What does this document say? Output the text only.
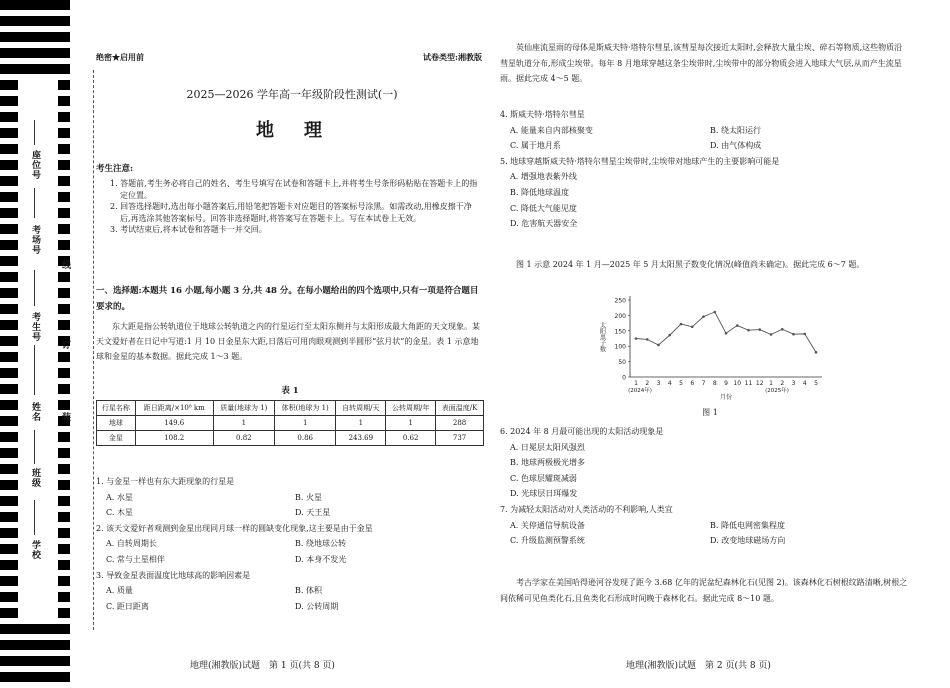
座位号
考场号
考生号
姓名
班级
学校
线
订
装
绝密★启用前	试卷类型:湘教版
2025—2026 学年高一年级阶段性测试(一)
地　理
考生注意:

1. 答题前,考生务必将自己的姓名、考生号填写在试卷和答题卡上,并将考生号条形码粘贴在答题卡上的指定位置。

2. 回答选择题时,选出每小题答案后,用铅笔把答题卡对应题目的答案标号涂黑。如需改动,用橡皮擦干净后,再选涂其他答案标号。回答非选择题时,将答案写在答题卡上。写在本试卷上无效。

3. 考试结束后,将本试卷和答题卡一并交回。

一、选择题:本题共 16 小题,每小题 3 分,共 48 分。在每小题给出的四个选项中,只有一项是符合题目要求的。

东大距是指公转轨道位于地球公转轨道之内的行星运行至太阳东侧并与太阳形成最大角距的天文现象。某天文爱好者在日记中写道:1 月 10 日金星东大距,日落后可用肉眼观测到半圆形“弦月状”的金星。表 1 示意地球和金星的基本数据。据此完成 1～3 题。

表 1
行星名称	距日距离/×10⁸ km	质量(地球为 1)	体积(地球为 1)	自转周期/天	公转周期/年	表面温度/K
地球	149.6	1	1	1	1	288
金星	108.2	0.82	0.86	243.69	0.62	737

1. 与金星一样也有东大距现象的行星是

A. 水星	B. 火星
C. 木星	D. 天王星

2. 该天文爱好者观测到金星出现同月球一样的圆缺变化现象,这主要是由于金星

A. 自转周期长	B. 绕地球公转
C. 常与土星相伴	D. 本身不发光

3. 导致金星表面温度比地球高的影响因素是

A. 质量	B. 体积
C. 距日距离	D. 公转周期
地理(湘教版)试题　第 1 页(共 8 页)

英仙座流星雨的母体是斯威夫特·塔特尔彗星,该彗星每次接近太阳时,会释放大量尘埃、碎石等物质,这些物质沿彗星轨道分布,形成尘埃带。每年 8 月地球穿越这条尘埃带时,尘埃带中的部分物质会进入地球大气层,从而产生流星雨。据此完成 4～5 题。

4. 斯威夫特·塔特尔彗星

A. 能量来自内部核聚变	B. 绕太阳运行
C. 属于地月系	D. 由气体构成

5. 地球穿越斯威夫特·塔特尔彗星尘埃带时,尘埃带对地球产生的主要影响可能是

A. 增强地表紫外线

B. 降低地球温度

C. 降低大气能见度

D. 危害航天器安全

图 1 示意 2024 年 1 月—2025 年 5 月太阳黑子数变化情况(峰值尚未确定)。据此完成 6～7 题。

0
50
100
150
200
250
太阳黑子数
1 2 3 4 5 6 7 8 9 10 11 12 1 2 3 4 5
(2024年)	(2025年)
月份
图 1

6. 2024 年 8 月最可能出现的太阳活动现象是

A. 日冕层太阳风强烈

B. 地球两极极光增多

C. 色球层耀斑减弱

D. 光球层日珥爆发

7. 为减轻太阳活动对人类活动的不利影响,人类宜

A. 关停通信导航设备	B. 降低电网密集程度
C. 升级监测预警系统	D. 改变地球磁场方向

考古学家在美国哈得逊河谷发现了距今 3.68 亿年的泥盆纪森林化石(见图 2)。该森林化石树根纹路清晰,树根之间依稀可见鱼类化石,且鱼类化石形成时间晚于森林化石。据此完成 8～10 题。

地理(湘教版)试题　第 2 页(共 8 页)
==
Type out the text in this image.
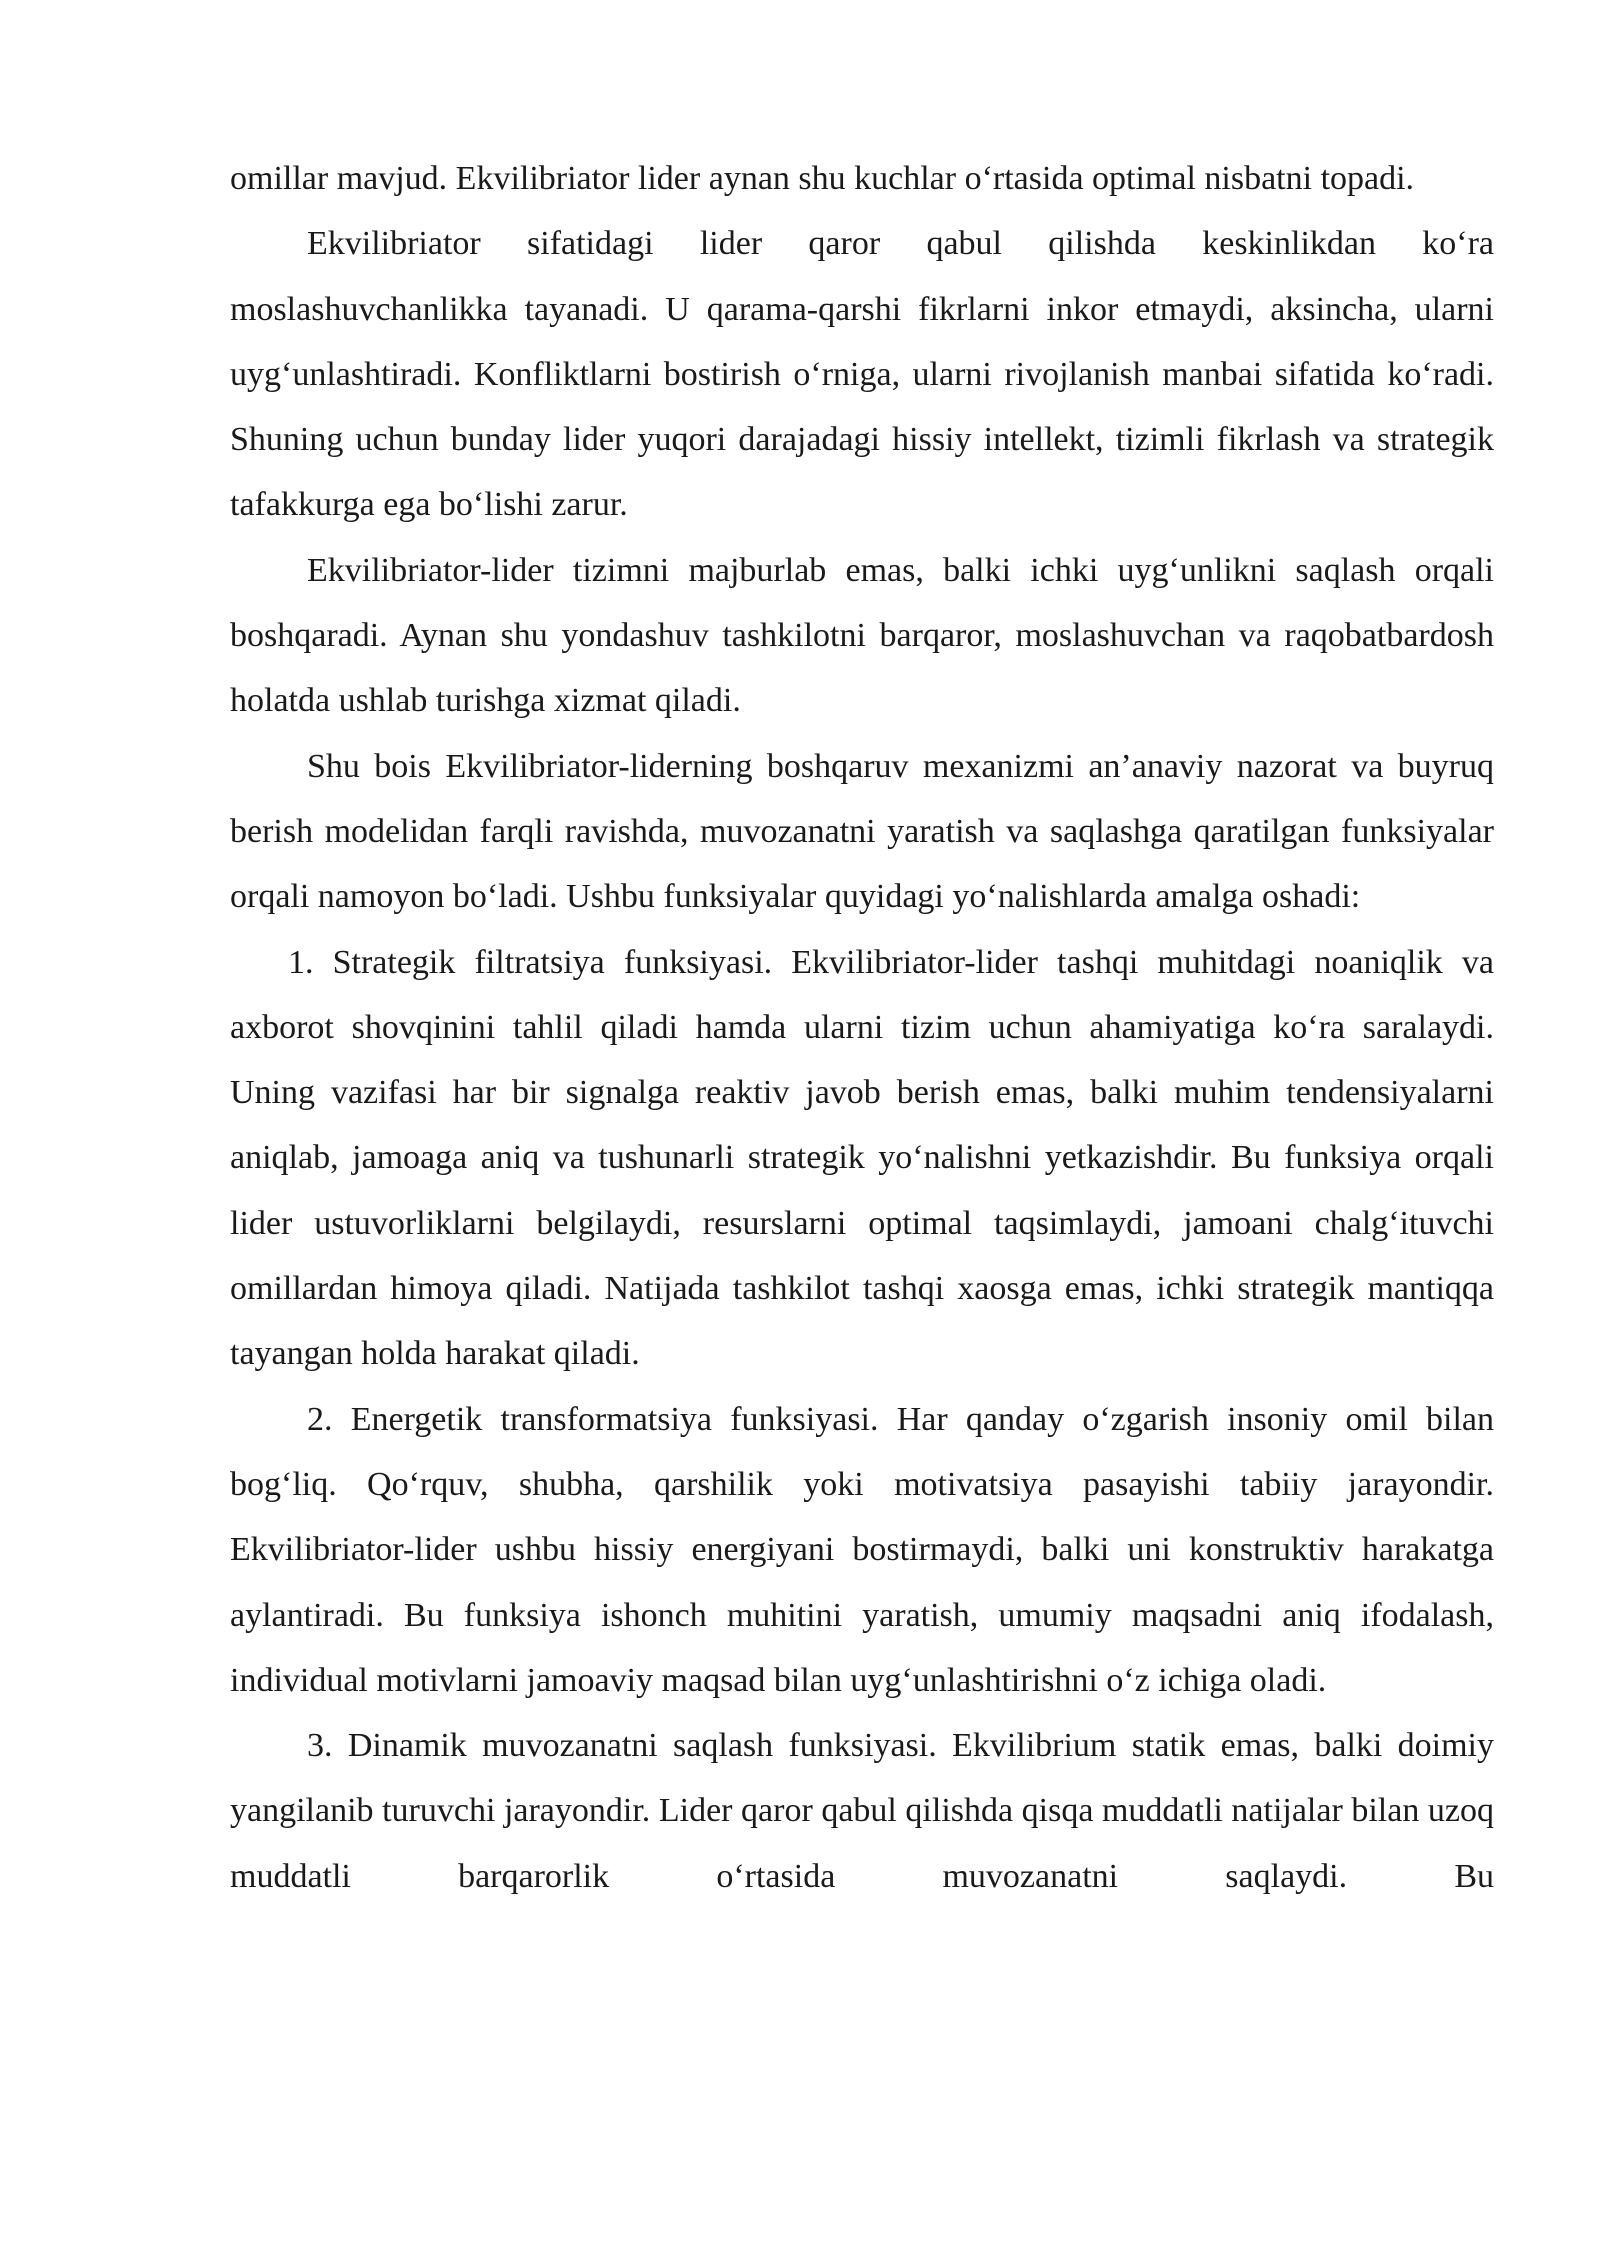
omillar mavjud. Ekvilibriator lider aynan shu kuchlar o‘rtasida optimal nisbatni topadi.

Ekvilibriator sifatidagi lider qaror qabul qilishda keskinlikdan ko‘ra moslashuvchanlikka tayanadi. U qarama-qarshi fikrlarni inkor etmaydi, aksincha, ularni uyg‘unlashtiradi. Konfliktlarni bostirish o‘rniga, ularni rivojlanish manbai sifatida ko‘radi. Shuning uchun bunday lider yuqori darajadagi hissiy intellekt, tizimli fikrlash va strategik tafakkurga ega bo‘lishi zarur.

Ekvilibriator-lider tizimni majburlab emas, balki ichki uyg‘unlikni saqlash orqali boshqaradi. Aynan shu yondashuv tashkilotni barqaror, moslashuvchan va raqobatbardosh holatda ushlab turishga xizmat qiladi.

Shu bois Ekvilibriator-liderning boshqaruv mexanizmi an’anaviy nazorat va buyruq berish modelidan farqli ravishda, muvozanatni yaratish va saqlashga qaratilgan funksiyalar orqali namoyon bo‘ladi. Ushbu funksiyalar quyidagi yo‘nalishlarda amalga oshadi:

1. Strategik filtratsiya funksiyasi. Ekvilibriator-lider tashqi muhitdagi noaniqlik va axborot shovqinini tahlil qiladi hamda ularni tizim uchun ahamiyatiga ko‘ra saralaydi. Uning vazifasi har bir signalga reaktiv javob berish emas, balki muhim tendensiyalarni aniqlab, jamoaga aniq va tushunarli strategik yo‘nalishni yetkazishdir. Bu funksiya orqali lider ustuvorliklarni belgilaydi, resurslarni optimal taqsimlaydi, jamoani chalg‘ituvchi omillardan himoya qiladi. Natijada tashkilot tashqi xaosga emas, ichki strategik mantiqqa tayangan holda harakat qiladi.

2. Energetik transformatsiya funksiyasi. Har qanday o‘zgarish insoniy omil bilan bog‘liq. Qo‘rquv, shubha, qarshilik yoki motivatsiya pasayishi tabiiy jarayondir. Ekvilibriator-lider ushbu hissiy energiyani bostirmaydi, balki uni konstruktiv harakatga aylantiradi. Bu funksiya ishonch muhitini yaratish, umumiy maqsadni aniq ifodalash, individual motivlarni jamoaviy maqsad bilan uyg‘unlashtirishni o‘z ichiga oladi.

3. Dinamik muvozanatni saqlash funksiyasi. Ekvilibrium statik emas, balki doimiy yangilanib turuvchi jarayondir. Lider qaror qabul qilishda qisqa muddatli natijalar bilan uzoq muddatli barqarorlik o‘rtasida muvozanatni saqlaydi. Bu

- WRITTEN EXERCISE: Scan the material above for the string "距日距离" and report each line where you find it.

- SOLUTION TO THE EXERCISE:
行星名称	距日距离/×10⁸ km	质量(地球为 1)	体积(地球为 1)	自转周期/天	公转周期/年	表面温度/K
C. 距日距离	D. 公转周期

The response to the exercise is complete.